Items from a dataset
◆ ◆ ◆ ◆ ◆ ◆ ◆

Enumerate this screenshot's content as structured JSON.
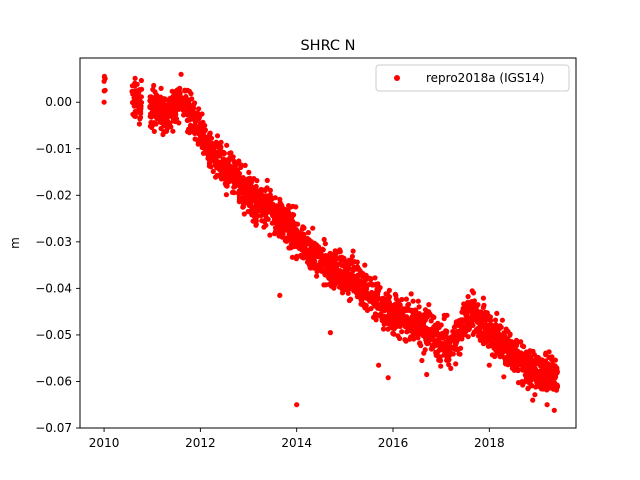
{
  "chart_data": {
    "type": "scatter",
    "title": "SHRC N",
    "xlabel": "",
    "ylabel": "m",
    "xlim": [
      2009.5,
      2019.8
    ],
    "ylim": [
      -0.07,
      0.0095
    ],
    "x_ticks": [
      2010,
      2012,
      2014,
      2016,
      2018
    ],
    "x_tick_labels": [
      "2010",
      "2012",
      "2014",
      "2016",
      "2018"
    ],
    "y_ticks": [
      0.0,
      -0.01,
      -0.02,
      -0.03,
      -0.04,
      -0.05,
      -0.06,
      -0.07
    ],
    "y_tick_labels": [
      "0.00",
      "−0.01",
      "−0.02",
      "−0.03",
      "−0.04",
      "−0.05",
      "−0.06",
      "−0.07"
    ],
    "grid": false,
    "legend_position": "top-right",
    "series": [
      {
        "name": "repro2018a (IGS14)",
        "color": "#ff0000",
        "marker": "circle",
        "trend": [
          [
            2010.0,
            0.003
          ],
          [
            2010.6,
            0.0005
          ],
          [
            2011.0,
            -0.001
          ],
          [
            2011.3,
            -0.003
          ],
          [
            2011.6,
            0.0005
          ],
          [
            2011.9,
            -0.004
          ],
          [
            2012.2,
            -0.011
          ],
          [
            2012.5,
            -0.014
          ],
          [
            2012.8,
            -0.017
          ],
          [
            2013.1,
            -0.021
          ],
          [
            2013.4,
            -0.023
          ],
          [
            2013.7,
            -0.025
          ],
          [
            2014.0,
            -0.029
          ],
          [
            2014.3,
            -0.032
          ],
          [
            2014.6,
            -0.035
          ],
          [
            2014.9,
            -0.037
          ],
          [
            2015.2,
            -0.038
          ],
          [
            2015.5,
            -0.041
          ],
          [
            2015.8,
            -0.044
          ],
          [
            2016.1,
            -0.046
          ],
          [
            2016.4,
            -0.047
          ],
          [
            2016.7,
            -0.049
          ],
          [
            2017.0,
            -0.052
          ],
          [
            2017.3,
            -0.051
          ],
          [
            2017.6,
            -0.045
          ],
          [
            2017.9,
            -0.048
          ],
          [
            2018.2,
            -0.051
          ],
          [
            2018.5,
            -0.054
          ],
          [
            2018.8,
            -0.057
          ],
          [
            2019.1,
            -0.058
          ],
          [
            2019.4,
            -0.059
          ]
        ],
        "outliers": [
          [
            2010.0,
            0.0045
          ],
          [
            2010.0,
            0.0
          ],
          [
            2011.6,
            0.006
          ],
          [
            2013.65,
            -0.0415
          ],
          [
            2014.0,
            -0.065
          ],
          [
            2014.7,
            -0.0495
          ],
          [
            2016.6,
            -0.0555
          ],
          [
            2016.7,
            -0.0585
          ],
          [
            2017.2,
            -0.0572
          ],
          [
            2018.0,
            -0.0565
          ],
          [
            2018.3,
            -0.059
          ],
          [
            2018.9,
            -0.064
          ],
          [
            2019.35,
            -0.0662
          ],
          [
            2019.2,
            -0.065
          ],
          [
            2015.7,
            -0.0565
          ],
          [
            2015.9,
            -0.0592
          ]
        ]
      }
    ]
  }
}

◆ ◆ ◆ ◆ ◆ ◆ ◆

Make an exact copy of the data, leaving its pictures out.

Enumerate this screenshot's content as structured JSON.
{
  "chart_data": {
    "type": "scatter",
    "title": "SHRC N",
    "xlabel": "",
    "ylabel": "m",
    "xlim": [
      2009.5,
      2019.8
    ],
    "ylim": [
      -0.07,
      0.0095
    ],
    "x_ticks": [
      2010,
      2012,
      2014,
      2016,
      2018
    ],
    "x_tick_labels": [
      "2010",
      "2012",
      "2014",
      "2016",
      "2018"
    ],
    "y_ticks": [
      0.0,
      -0.01,
      -0.02,
      -0.03,
      -0.04,
      -0.05,
      -0.06,
      -0.07
    ],
    "y_tick_labels": [
      "0.00",
      "−0.01",
      "−0.02",
      "−0.03",
      "−0.04",
      "−0.05",
      "−0.06",
      "−0.07"
    ],
    "grid": false,
    "legend_position": "top-right",
    "series": [
      {
        "name": "repro2018a (IGS14)",
        "color": "#ff0000",
        "marker": "circle",
        "trend": [
          [
            2010.0,
            0.003
          ],
          [
            2010.6,
            0.0005
          ],
          [
            2011.0,
            -0.001
          ],
          [
            2011.3,
            -0.003
          ],
          [
            2011.6,
            0.0005
          ],
          [
            2011.9,
            -0.004
          ],
          [
            2012.2,
            -0.011
          ],
          [
            2012.5,
            -0.014
          ],
          [
            2012.8,
            -0.017
          ],
          [
            2013.1,
            -0.021
          ],
          [
            2013.4,
            -0.023
          ],
          [
            2013.7,
            -0.025
          ],
          [
            2014.0,
            -0.029
          ],
          [
            2014.3,
            -0.032
          ],
          [
            2014.6,
            -0.035
          ],
          [
            2014.9,
            -0.037
          ],
          [
            2015.2,
            -0.038
          ],
          [
            2015.5,
            -0.041
          ],
          [
            2015.8,
            -0.044
          ],
          [
            2016.1,
            -0.046
          ],
          [
            2016.4,
            -0.047
          ],
          [
            2016.7,
            -0.049
          ],
          [
            2017.0,
            -0.052
          ],
          [
            2017.3,
            -0.051
          ],
          [
            2017.6,
            -0.045
          ],
          [
            2017.9,
            -0.048
          ],
          [
            2018.2,
            -0.051
          ],
          [
            2018.5,
            -0.054
          ],
          [
            2018.8,
            -0.057
          ],
          [
            2019.1,
            -0.058
          ],
          [
            2019.4,
            -0.059
          ]
        ],
        "outliers": [
          [
            2010.0,
            0.0045
          ],
          [
            2010.0,
            0.0
          ],
          [
            2011.6,
            0.006
          ],
          [
            2013.65,
            -0.0415
          ],
          [
            2014.0,
            -0.065
          ],
          [
            2014.7,
            -0.0495
          ],
          [
            2016.6,
            -0.0555
          ],
          [
            2016.7,
            -0.0585
          ],
          [
            2017.2,
            -0.0572
          ],
          [
            2018.0,
            -0.0565
          ],
          [
            2018.3,
            -0.059
          ],
          [
            2018.9,
            -0.064
          ],
          [
            2019.35,
            -0.0662
          ],
          [
            2019.2,
            -0.065
          ],
          [
            2015.7,
            -0.0565
          ],
          [
            2015.9,
            -0.0592
          ]
        ]
      }
    ]
  }
}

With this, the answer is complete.